What you are asked to do:
Pictures do not belong in your copy. Repeat all the other data exactly.

Data supplied:
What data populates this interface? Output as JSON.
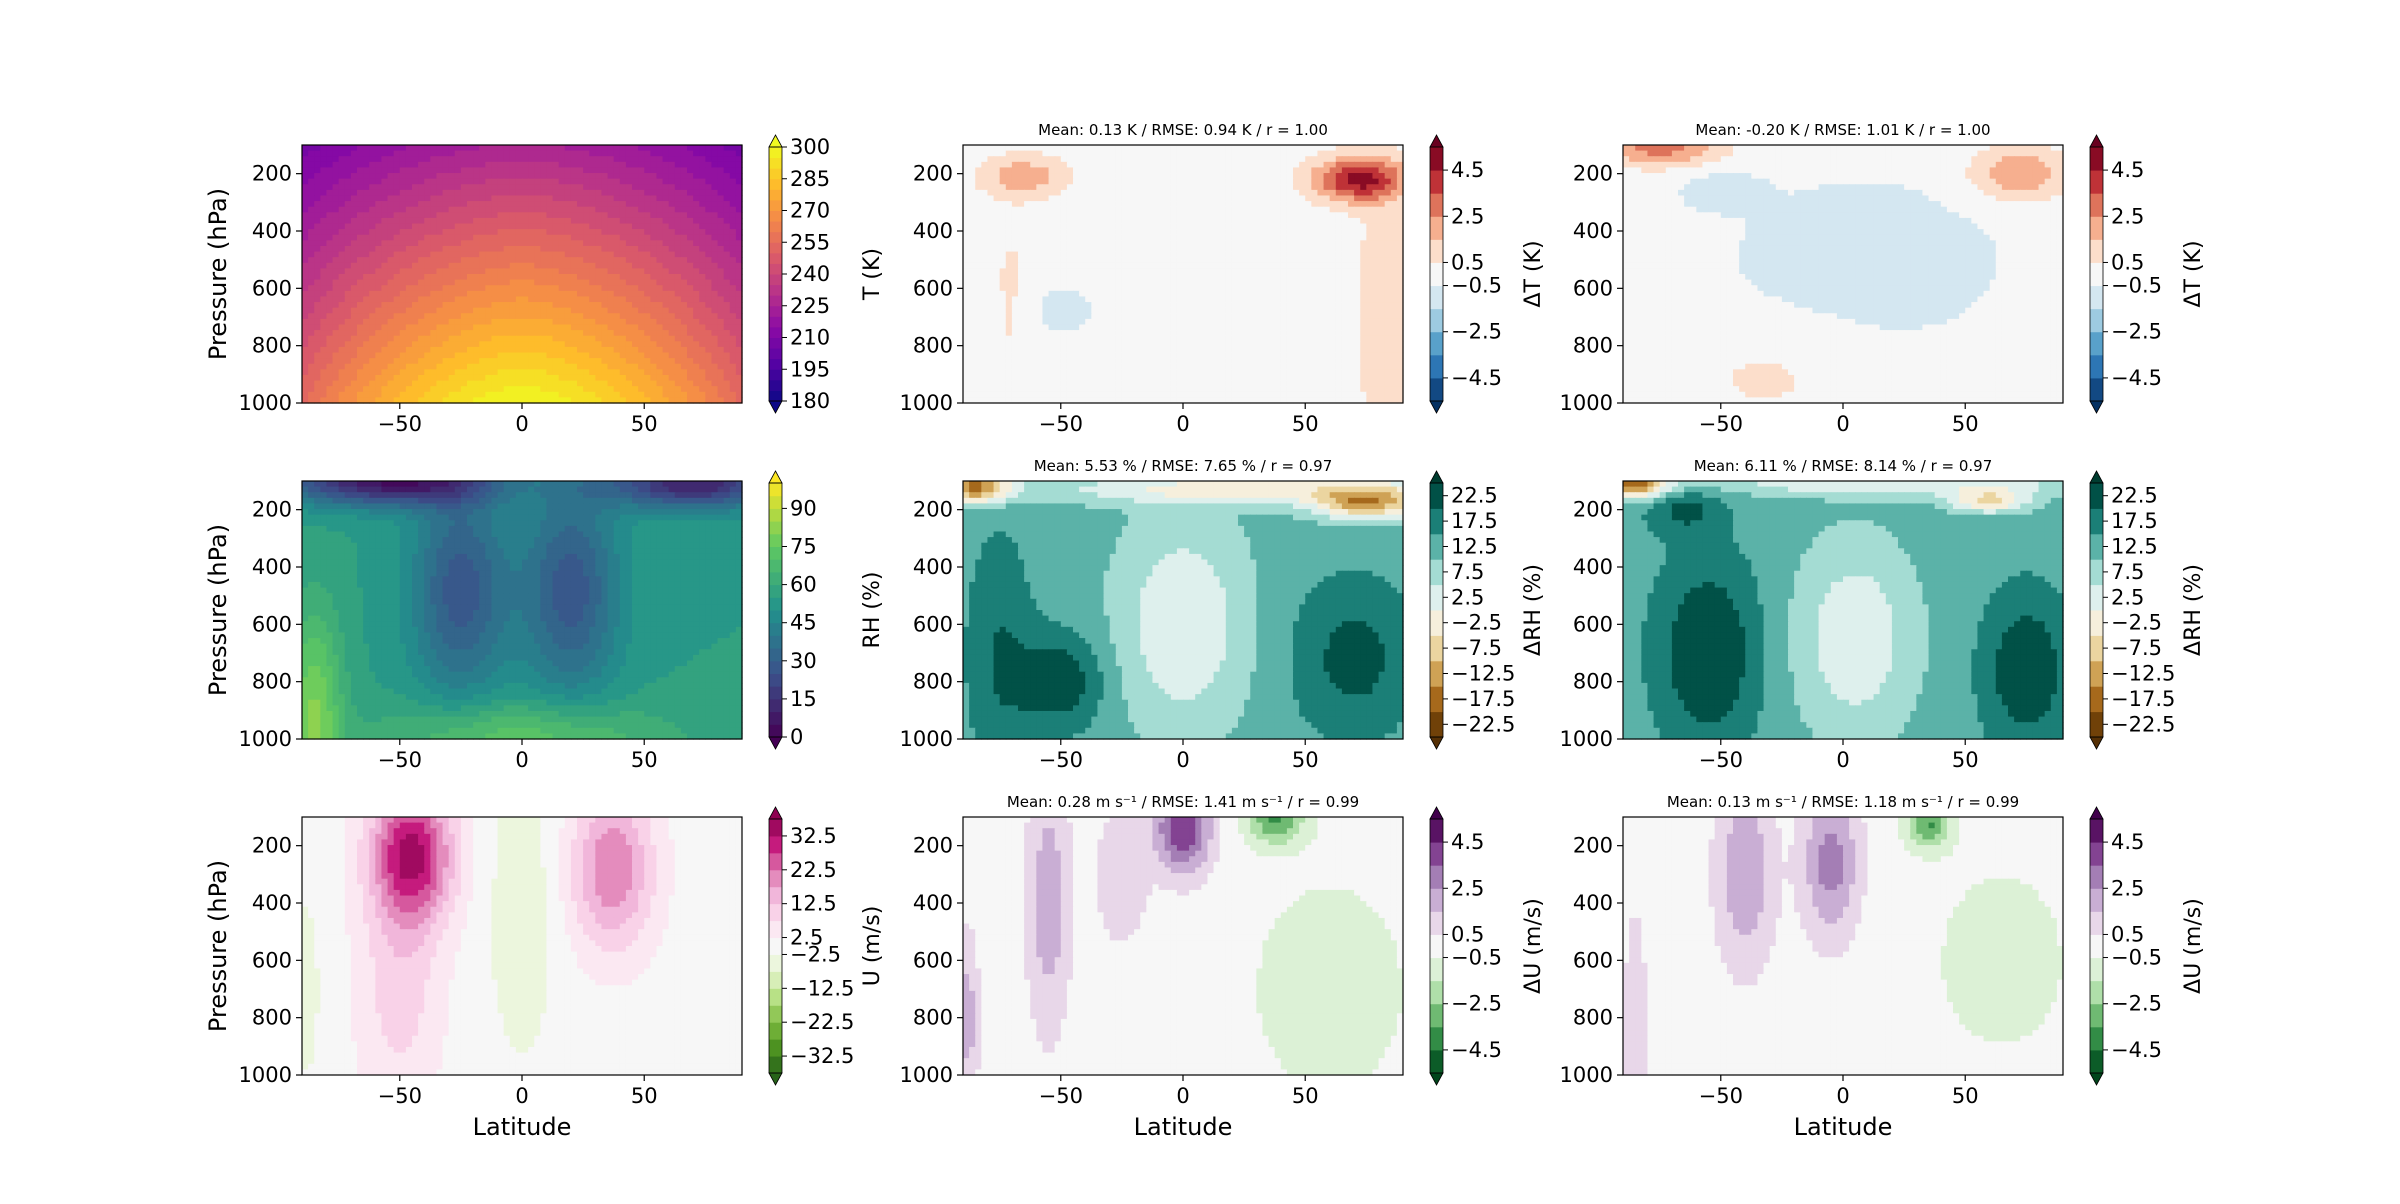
{
  "chart_data": [
    {
      "type": "heatmap",
      "variable": "T",
      "title": "",
      "xlabel": "",
      "ylabel": "Pressure (hPa)",
      "xlim": [
        -90,
        90
      ],
      "ylim": [
        1000,
        100
      ],
      "xticks": [
        -50,
        0,
        50
      ],
      "yticks": [
        200,
        400,
        600,
        800,
        1000
      ],
      "colorbar": {
        "label": "T (K)",
        "ticks": [
          300,
          285,
          270,
          255,
          240,
          225,
          210,
          195,
          180
        ],
        "range": [
          180,
          300
        ],
        "colormap": "plasma"
      }
    },
    {
      "type": "heatmap",
      "variable": "ΔT",
      "title": "Mean: 0.13 K / RMSE: 0.94 K / r = 1.00",
      "xlabel": "",
      "ylabel": "",
      "xlim": [
        -90,
        90
      ],
      "ylim": [
        1000,
        100
      ],
      "xticks": [
        -50,
        0,
        50
      ],
      "yticks": [
        200,
        400,
        600,
        800,
        1000
      ],
      "colorbar": {
        "label": "ΔT (K)",
        "ticks": [
          "4.5",
          "2.5",
          "0.5",
          "−0.5",
          "−2.5",
          "−4.5"
        ],
        "range": [
          -5.5,
          5.5
        ],
        "colormap": "RdBu_r"
      }
    },
    {
      "type": "heatmap",
      "variable": "ΔT",
      "title": "Mean: -0.20 K / RMSE: 1.01 K / r = 1.00",
      "xlabel": "",
      "ylabel": "",
      "xlim": [
        -90,
        90
      ],
      "ylim": [
        1000,
        100
      ],
      "xticks": [
        -50,
        0,
        50
      ],
      "yticks": [
        200,
        400,
        600,
        800,
        1000
      ],
      "colorbar": {
        "label": "ΔT (K)",
        "ticks": [
          "4.5",
          "2.5",
          "0.5",
          "−0.5",
          "−2.5",
          "−4.5"
        ],
        "range": [
          -5.5,
          5.5
        ],
        "colormap": "RdBu_r"
      }
    },
    {
      "type": "heatmap",
      "variable": "RH",
      "title": "",
      "xlabel": "",
      "ylabel": "Pressure (hPa)",
      "xlim": [
        -90,
        90
      ],
      "ylim": [
        1000,
        100
      ],
      "xticks": [
        -50,
        0,
        50
      ],
      "yticks": [
        200,
        400,
        600,
        800,
        1000
      ],
      "colorbar": {
        "label": "RH (%)",
        "ticks": [
          90,
          75,
          60,
          45,
          30,
          15,
          0
        ],
        "range": [
          0,
          100
        ],
        "colormap": "viridis"
      }
    },
    {
      "type": "heatmap",
      "variable": "ΔRH",
      "title": "Mean: 5.53 % / RMSE: 7.65 % / r = 0.97",
      "xlabel": "",
      "ylabel": "",
      "xlim": [
        -90,
        90
      ],
      "ylim": [
        1000,
        100
      ],
      "xticks": [
        -50,
        0,
        50
      ],
      "yticks": [
        200,
        400,
        600,
        800,
        1000
      ],
      "colorbar": {
        "label": "ΔRH (%)",
        "ticks": [
          "22.5",
          "17.5",
          "12.5",
          "7.5",
          "2.5",
          "−2.5",
          "−7.5",
          "−12.5",
          "−17.5",
          "−22.5"
        ],
        "range": [
          -25,
          25
        ],
        "colormap": "BrBG"
      }
    },
    {
      "type": "heatmap",
      "variable": "ΔRH",
      "title": "Mean: 6.11 % / RMSE: 8.14 % / r = 0.97",
      "xlabel": "",
      "ylabel": "",
      "xlim": [
        -90,
        90
      ],
      "ylim": [
        1000,
        100
      ],
      "xticks": [
        -50,
        0,
        50
      ],
      "yticks": [
        200,
        400,
        600,
        800,
        1000
      ],
      "colorbar": {
        "label": "ΔRH (%)",
        "ticks": [
          "22.5",
          "17.5",
          "12.5",
          "7.5",
          "2.5",
          "−2.5",
          "−7.5",
          "−12.5",
          "−17.5",
          "−22.5"
        ],
        "range": [
          -25,
          25
        ],
        "colormap": "BrBG"
      }
    },
    {
      "type": "heatmap",
      "variable": "U",
      "title": "",
      "xlabel": "Latitude",
      "ylabel": "Pressure (hPa)",
      "xlim": [
        -90,
        90
      ],
      "ylim": [
        1000,
        100
      ],
      "xticks": [
        -50,
        0,
        50
      ],
      "yticks": [
        200,
        400,
        600,
        800,
        1000
      ],
      "colorbar": {
        "label": "U (m/s)",
        "ticks": [
          "32.5",
          "22.5",
          "12.5",
          "2.5",
          "−2.5",
          "−12.5",
          "−22.5",
          "−32.5"
        ],
        "range": [
          -37.5,
          37.5
        ],
        "colormap": "PiYG"
      }
    },
    {
      "type": "heatmap",
      "variable": "ΔU",
      "title": "Mean: 0.28 m s⁻¹ / RMSE: 1.41  m s⁻¹ / r = 0.99",
      "xlabel": "Latitude",
      "ylabel": "",
      "xlim": [
        -90,
        90
      ],
      "ylim": [
        1000,
        100
      ],
      "xticks": [
        -50,
        0,
        50
      ],
      "yticks": [
        200,
        400,
        600,
        800,
        1000
      ],
      "colorbar": {
        "label": "ΔU (m/s)",
        "ticks": [
          "4.5",
          "2.5",
          "0.5",
          "−0.5",
          "−2.5",
          "−4.5"
        ],
        "range": [
          -5.5,
          5.5
        ],
        "colormap": "PRGn"
      }
    },
    {
      "type": "heatmap",
      "variable": "ΔU",
      "title": "Mean: 0.13 m s⁻¹ / RMSE: 1.18  m s⁻¹ / r = 0.99",
      "xlabel": "Latitude",
      "ylabel": "",
      "xlim": [
        -90,
        90
      ],
      "ylim": [
        1000,
        100
      ],
      "xticks": [
        -50,
        0,
        50
      ],
      "yticks": [
        200,
        400,
        600,
        800,
        1000
      ],
      "colorbar": {
        "label": "ΔU (m/s)",
        "ticks": [
          "4.5",
          "2.5",
          "0.5",
          "−0.5",
          "−2.5",
          "−4.5"
        ],
        "range": [
          -5.5,
          5.5
        ],
        "colormap": "PRGn"
      }
    }
  ],
  "colormaps": {
    "plasma": [
      "#0d0887",
      "#5302a3",
      "#8b0aa5",
      "#b83289",
      "#db5c68",
      "#f48849",
      "#febd2a",
      "#f0f921"
    ],
    "viridis": [
      "#440154",
      "#3b528b",
      "#21918c",
      "#5ec962",
      "#fde725"
    ],
    "RdBu_r": [
      "#053061",
      "#2166ac",
      "#4393c3",
      "#92c5de",
      "#d1e5f0",
      "#f7f7f7",
      "#fddbc7",
      "#f4a582",
      "#d6604d",
      "#b2182b",
      "#67001f"
    ],
    "BrBG": [
      "#543005",
      "#8c510a",
      "#bf812d",
      "#dfc27d",
      "#f6e8c3",
      "#f5f5f5",
      "#c7eae5",
      "#80cdc1",
      "#35978f",
      "#01665e",
      "#003c30"
    ],
    "PiYG": [
      "#276419",
      "#4d9221",
      "#7fbc41",
      "#b8e186",
      "#e6f5d0",
      "#f7f7f7",
      "#fde0ef",
      "#f1b6da",
      "#de77ae",
      "#c51b7d",
      "#8e0152"
    ],
    "PRGn": [
      "#00441b",
      "#1b7837",
      "#5aae61",
      "#a6dba0",
      "#d9f0d3",
      "#f7f7f7",
      "#e7d4e8",
      "#c2a5cf",
      "#9970ab",
      "#762a83",
      "#40004b"
    ]
  }
}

Answer to the problem:
What data populates this interface? Output as JSON.
{
  "chart_data": [
    {
      "type": "heatmap",
      "variable": "T",
      "title": "",
      "xlabel": "",
      "ylabel": "Pressure (hPa)",
      "xlim": [
        -90,
        90
      ],
      "ylim": [
        1000,
        100
      ],
      "xticks": [
        -50,
        0,
        50
      ],
      "yticks": [
        200,
        400,
        600,
        800,
        1000
      ],
      "colorbar": {
        "label": "T (K)",
        "ticks": [
          300,
          285,
          270,
          255,
          240,
          225,
          210,
          195,
          180
        ],
        "range": [
          180,
          300
        ],
        "colormap": "plasma"
      }
    },
    {
      "type": "heatmap",
      "variable": "ΔT",
      "title": "Mean: 0.13 K / RMSE: 0.94 K / r = 1.00",
      "xlabel": "",
      "ylabel": "",
      "xlim": [
        -90,
        90
      ],
      "ylim": [
        1000,
        100
      ],
      "xticks": [
        -50,
        0,
        50
      ],
      "yticks": [
        200,
        400,
        600,
        800,
        1000
      ],
      "colorbar": {
        "label": "ΔT (K)",
        "ticks": [
          "4.5",
          "2.5",
          "0.5",
          "−0.5",
          "−2.5",
          "−4.5"
        ],
        "range": [
          -5.5,
          5.5
        ],
        "colormap": "RdBu_r"
      }
    },
    {
      "type": "heatmap",
      "variable": "ΔT",
      "title": "Mean: -0.20 K / RMSE: 1.01 K / r = 1.00",
      "xlabel": "",
      "ylabel": "",
      "xlim": [
        -90,
        90
      ],
      "ylim": [
        1000,
        100
      ],
      "xticks": [
        -50,
        0,
        50
      ],
      "yticks": [
        200,
        400,
        600,
        800,
        1000
      ],
      "colorbar": {
        "label": "ΔT (K)",
        "ticks": [
          "4.5",
          "2.5",
          "0.5",
          "−0.5",
          "−2.5",
          "−4.5"
        ],
        "range": [
          -5.5,
          5.5
        ],
        "colormap": "RdBu_r"
      }
    },
    {
      "type": "heatmap",
      "variable": "RH",
      "title": "",
      "xlabel": "",
      "ylabel": "Pressure (hPa)",
      "xlim": [
        -90,
        90
      ],
      "ylim": [
        1000,
        100
      ],
      "xticks": [
        -50,
        0,
        50
      ],
      "yticks": [
        200,
        400,
        600,
        800,
        1000
      ],
      "colorbar": {
        "label": "RH (%)",
        "ticks": [
          90,
          75,
          60,
          45,
          30,
          15,
          0
        ],
        "range": [
          0,
          100
        ],
        "colormap": "viridis"
      }
    },
    {
      "type": "heatmap",
      "variable": "ΔRH",
      "title": "Mean: 5.53 % / RMSE: 7.65 % / r = 0.97",
      "xlabel": "",
      "ylabel": "",
      "xlim": [
        -90,
        90
      ],
      "ylim": [
        1000,
        100
      ],
      "xticks": [
        -50,
        0,
        50
      ],
      "yticks": [
        200,
        400,
        600,
        800,
        1000
      ],
      "colorbar": {
        "label": "ΔRH (%)",
        "ticks": [
          "22.5",
          "17.5",
          "12.5",
          "7.5",
          "2.5",
          "−2.5",
          "−7.5",
          "−12.5",
          "−17.5",
          "−22.5"
        ],
        "range": [
          -25,
          25
        ],
        "colormap": "BrBG"
      }
    },
    {
      "type": "heatmap",
      "variable": "ΔRH",
      "title": "Mean: 6.11 % / RMSE: 8.14 % / r = 0.97",
      "xlabel": "",
      "ylabel": "",
      "xlim": [
        -90,
        90
      ],
      "ylim": [
        1000,
        100
      ],
      "xticks": [
        -50,
        0,
        50
      ],
      "yticks": [
        200,
        400,
        600,
        800,
        1000
      ],
      "colorbar": {
        "label": "ΔRH (%)",
        "ticks": [
          "22.5",
          "17.5",
          "12.5",
          "7.5",
          "2.5",
          "−2.5",
          "−7.5",
          "−12.5",
          "−17.5",
          "−22.5"
        ],
        "range": [
          -25,
          25
        ],
        "colormap": "BrBG"
      }
    },
    {
      "type": "heatmap",
      "variable": "U",
      "title": "",
      "xlabel": "Latitude",
      "ylabel": "Pressure (hPa)",
      "xlim": [
        -90,
        90
      ],
      "ylim": [
        1000,
        100
      ],
      "xticks": [
        -50,
        0,
        50
      ],
      "yticks": [
        200,
        400,
        600,
        800,
        1000
      ],
      "colorbar": {
        "label": "U (m/s)",
        "ticks": [
          "32.5",
          "22.5",
          "12.5",
          "2.5",
          "−2.5",
          "−12.5",
          "−22.5",
          "−32.5"
        ],
        "range": [
          -37.5,
          37.5
        ],
        "colormap": "PiYG"
      }
    },
    {
      "type": "heatmap",
      "variable": "ΔU",
      "title": "Mean: 0.28 m s⁻¹ / RMSE: 1.41  m s⁻¹ / r = 0.99",
      "xlabel": "Latitude",
      "ylabel": "",
      "xlim": [
        -90,
        90
      ],
      "ylim": [
        1000,
        100
      ],
      "xticks": [
        -50,
        0,
        50
      ],
      "yticks": [
        200,
        400,
        600,
        800,
        1000
      ],
      "colorbar": {
        "label": "ΔU (m/s)",
        "ticks": [
          "4.5",
          "2.5",
          "0.5",
          "−0.5",
          "−2.5",
          "−4.5"
        ],
        "range": [
          -5.5,
          5.5
        ],
        "colormap": "PRGn"
      }
    },
    {
      "type": "heatmap",
      "variable": "ΔU",
      "title": "Mean: 0.13 m s⁻¹ / RMSE: 1.18  m s⁻¹ / r = 0.99",
      "xlabel": "Latitude",
      "ylabel": "",
      "xlim": [
        -90,
        90
      ],
      "ylim": [
        1000,
        100
      ],
      "xticks": [
        -50,
        0,
        50
      ],
      "yticks": [
        200,
        400,
        600,
        800,
        1000
      ],
      "colorbar": {
        "label": "ΔU (m/s)",
        "ticks": [
          "4.5",
          "2.5",
          "0.5",
          "−0.5",
          "−2.5",
          "−4.5"
        ],
        "range": [
          -5.5,
          5.5
        ],
        "colormap": "PRGn"
      }
    }
  ],
  "colormaps": {
    "plasma": [
      "#0d0887",
      "#5302a3",
      "#8b0aa5",
      "#b83289",
      "#db5c68",
      "#f48849",
      "#febd2a",
      "#f0f921"
    ],
    "viridis": [
      "#440154",
      "#3b528b",
      "#21918c",
      "#5ec962",
      "#fde725"
    ],
    "RdBu_r": [
      "#053061",
      "#2166ac",
      "#4393c3",
      "#92c5de",
      "#d1e5f0",
      "#f7f7f7",
      "#fddbc7",
      "#f4a582",
      "#d6604d",
      "#b2182b",
      "#67001f"
    ],
    "BrBG": [
      "#543005",
      "#8c510a",
      "#bf812d",
      "#dfc27d",
      "#f6e8c3",
      "#f5f5f5",
      "#c7eae5",
      "#80cdc1",
      "#35978f",
      "#01665e",
      "#003c30"
    ],
    "PiYG": [
      "#276419",
      "#4d9221",
      "#7fbc41",
      "#b8e186",
      "#e6f5d0",
      "#f7f7f7",
      "#fde0ef",
      "#f1b6da",
      "#de77ae",
      "#c51b7d",
      "#8e0152"
    ],
    "PRGn": [
      "#00441b",
      "#1b7837",
      "#5aae61",
      "#a6dba0",
      "#d9f0d3",
      "#f7f7f7",
      "#e7d4e8",
      "#c2a5cf",
      "#9970ab",
      "#762a83",
      "#40004b"
    ]
  }
}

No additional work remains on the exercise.